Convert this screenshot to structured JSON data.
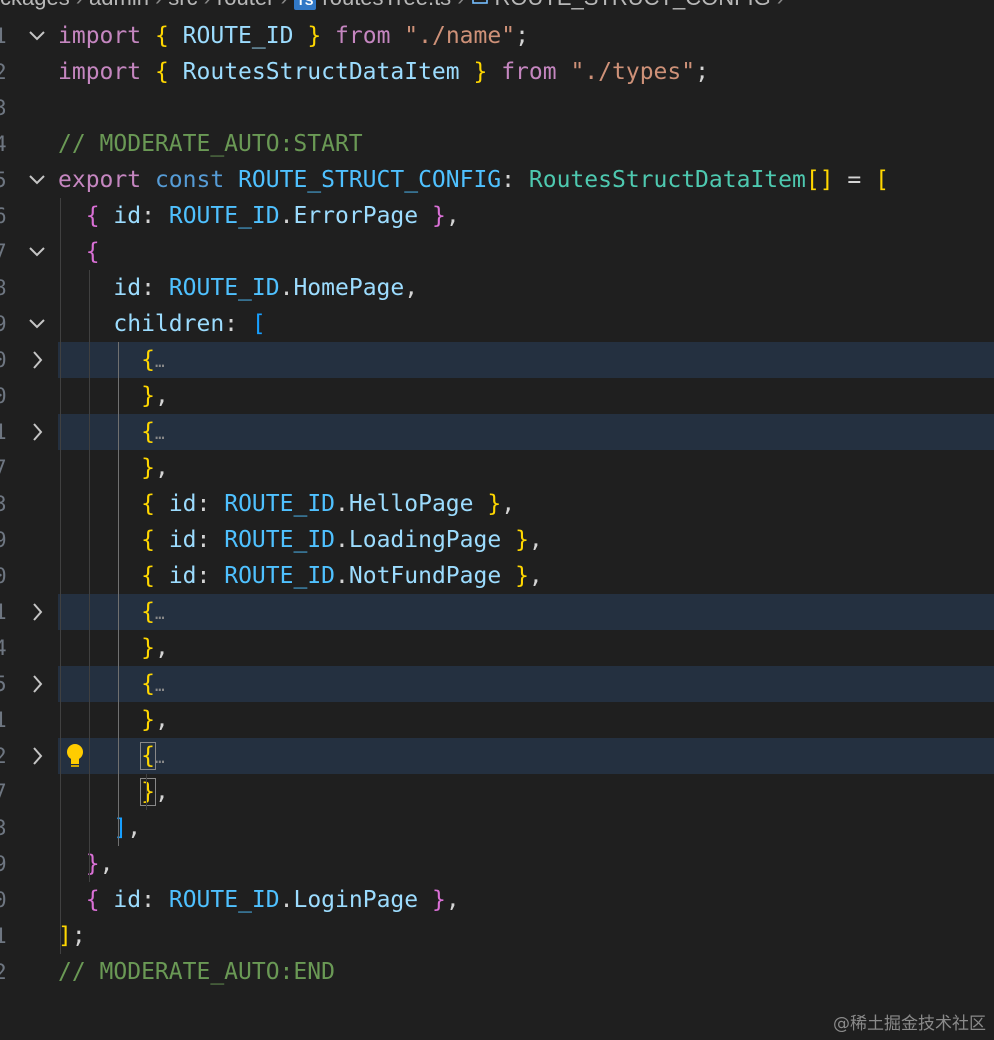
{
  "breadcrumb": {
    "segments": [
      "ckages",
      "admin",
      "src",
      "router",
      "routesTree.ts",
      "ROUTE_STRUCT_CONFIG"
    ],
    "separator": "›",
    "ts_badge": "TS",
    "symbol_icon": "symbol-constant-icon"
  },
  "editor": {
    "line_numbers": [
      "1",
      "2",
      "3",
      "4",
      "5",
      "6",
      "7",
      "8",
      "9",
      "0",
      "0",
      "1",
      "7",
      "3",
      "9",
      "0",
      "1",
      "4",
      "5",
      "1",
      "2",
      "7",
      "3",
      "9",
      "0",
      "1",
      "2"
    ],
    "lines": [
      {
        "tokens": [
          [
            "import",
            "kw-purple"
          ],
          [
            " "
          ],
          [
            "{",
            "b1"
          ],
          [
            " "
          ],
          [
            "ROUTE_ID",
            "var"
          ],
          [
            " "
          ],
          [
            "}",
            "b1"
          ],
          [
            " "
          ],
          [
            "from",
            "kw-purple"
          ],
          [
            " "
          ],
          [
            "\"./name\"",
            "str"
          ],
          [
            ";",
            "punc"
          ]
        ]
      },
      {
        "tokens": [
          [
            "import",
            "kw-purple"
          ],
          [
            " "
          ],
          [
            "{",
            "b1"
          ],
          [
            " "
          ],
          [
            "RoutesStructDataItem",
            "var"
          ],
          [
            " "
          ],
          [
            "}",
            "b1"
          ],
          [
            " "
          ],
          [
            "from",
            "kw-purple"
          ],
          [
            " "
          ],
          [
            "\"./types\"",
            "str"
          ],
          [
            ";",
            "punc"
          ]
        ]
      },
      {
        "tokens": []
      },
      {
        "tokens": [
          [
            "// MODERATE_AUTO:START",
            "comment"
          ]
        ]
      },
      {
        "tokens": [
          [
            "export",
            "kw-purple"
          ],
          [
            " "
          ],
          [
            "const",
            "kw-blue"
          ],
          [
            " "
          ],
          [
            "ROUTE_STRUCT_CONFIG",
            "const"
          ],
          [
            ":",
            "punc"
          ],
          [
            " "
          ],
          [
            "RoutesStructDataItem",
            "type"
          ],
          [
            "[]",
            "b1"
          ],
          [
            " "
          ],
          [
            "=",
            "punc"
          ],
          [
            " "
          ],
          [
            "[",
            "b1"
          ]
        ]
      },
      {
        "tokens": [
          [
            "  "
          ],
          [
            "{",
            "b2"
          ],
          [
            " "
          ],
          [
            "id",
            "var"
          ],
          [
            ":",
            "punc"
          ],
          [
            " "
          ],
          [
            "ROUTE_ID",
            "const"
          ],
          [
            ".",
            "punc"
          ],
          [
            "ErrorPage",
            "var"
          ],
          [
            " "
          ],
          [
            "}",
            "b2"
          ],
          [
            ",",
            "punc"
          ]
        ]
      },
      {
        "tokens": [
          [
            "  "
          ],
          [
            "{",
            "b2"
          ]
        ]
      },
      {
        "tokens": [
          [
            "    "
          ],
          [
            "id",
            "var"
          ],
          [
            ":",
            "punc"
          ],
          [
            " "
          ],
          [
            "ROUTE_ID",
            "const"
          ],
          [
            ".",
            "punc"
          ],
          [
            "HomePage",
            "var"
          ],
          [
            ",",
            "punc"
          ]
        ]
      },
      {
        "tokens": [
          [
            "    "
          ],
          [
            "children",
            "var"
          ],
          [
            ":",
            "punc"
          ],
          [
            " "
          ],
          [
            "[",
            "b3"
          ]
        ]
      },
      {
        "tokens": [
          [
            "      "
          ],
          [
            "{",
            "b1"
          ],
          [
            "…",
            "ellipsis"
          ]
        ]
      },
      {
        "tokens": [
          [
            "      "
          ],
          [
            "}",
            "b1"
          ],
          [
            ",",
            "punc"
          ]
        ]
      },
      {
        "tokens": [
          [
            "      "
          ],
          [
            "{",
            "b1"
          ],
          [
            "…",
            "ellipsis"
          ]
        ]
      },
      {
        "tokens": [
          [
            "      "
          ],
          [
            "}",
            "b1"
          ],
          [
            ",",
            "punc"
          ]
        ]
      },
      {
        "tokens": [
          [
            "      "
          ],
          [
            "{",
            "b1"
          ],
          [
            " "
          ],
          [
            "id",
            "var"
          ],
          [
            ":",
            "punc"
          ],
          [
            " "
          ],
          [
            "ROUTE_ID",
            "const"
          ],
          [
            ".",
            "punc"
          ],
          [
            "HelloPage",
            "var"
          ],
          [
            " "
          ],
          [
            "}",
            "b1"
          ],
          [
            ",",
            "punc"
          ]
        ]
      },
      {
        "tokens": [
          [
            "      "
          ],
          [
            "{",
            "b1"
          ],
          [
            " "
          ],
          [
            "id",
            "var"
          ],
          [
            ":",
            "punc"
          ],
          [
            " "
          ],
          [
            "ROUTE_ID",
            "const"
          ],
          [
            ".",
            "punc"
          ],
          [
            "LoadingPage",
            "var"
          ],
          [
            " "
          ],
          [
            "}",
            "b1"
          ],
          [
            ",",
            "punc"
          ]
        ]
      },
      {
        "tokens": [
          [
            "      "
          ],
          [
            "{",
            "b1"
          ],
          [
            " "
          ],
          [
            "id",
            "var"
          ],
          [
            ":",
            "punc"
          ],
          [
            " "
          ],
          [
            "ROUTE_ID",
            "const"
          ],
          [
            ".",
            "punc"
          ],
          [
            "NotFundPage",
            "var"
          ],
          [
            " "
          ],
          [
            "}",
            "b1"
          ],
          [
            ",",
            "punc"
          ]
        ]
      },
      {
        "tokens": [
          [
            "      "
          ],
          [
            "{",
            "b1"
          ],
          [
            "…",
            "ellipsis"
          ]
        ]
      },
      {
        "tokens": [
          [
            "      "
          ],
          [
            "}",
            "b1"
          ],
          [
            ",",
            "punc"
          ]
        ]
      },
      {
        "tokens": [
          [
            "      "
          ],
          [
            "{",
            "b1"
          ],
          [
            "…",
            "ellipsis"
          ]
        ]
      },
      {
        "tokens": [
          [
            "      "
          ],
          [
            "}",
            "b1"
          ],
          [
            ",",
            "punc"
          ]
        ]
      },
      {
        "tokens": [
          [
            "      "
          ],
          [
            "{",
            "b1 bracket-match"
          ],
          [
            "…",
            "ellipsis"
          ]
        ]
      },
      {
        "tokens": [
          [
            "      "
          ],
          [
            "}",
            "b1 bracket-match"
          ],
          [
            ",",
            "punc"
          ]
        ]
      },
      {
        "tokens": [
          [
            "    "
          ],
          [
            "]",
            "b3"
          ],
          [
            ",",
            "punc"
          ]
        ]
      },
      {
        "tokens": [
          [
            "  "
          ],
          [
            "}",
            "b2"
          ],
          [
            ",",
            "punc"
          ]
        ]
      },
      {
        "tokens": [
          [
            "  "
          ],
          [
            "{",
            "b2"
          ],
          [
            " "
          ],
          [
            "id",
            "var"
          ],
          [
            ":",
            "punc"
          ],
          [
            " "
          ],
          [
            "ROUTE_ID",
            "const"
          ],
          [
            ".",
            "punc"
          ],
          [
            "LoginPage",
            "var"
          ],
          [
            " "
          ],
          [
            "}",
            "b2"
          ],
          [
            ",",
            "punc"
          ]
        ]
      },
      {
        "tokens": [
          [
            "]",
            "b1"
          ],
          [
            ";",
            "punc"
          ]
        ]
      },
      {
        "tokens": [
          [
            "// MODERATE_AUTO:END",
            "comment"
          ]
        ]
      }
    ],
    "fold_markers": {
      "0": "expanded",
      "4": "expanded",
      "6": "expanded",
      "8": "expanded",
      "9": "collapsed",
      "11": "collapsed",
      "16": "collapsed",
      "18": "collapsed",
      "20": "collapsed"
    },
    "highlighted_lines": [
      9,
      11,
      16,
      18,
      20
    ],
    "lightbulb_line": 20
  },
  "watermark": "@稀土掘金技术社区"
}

___

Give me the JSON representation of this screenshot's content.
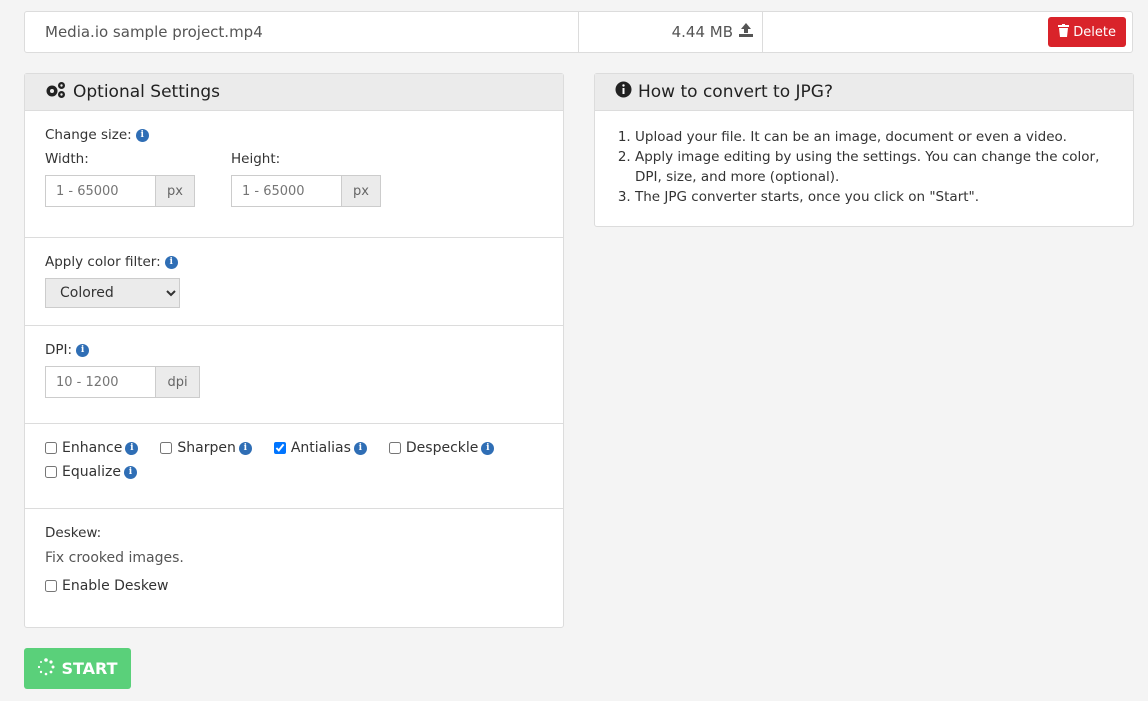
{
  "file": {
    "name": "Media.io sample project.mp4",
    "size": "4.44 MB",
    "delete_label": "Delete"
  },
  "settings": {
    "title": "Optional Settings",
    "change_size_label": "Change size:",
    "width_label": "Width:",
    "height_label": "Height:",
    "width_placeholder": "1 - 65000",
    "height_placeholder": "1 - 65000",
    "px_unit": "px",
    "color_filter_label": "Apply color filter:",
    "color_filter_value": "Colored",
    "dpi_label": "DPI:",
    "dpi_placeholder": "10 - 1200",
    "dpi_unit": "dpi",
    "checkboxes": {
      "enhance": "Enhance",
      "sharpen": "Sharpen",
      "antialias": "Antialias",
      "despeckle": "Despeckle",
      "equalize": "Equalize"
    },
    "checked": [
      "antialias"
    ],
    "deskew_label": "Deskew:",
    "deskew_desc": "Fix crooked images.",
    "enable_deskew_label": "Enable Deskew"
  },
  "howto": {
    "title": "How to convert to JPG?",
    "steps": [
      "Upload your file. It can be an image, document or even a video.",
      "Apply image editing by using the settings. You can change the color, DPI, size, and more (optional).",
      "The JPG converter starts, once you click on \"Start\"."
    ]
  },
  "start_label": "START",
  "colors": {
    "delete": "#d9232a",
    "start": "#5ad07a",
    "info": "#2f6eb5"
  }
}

___

» Stated problem:
Pull out each line holding the string "file".

» Output:
  "file": {
      "Upload your file. It can be an image, document or even a video.",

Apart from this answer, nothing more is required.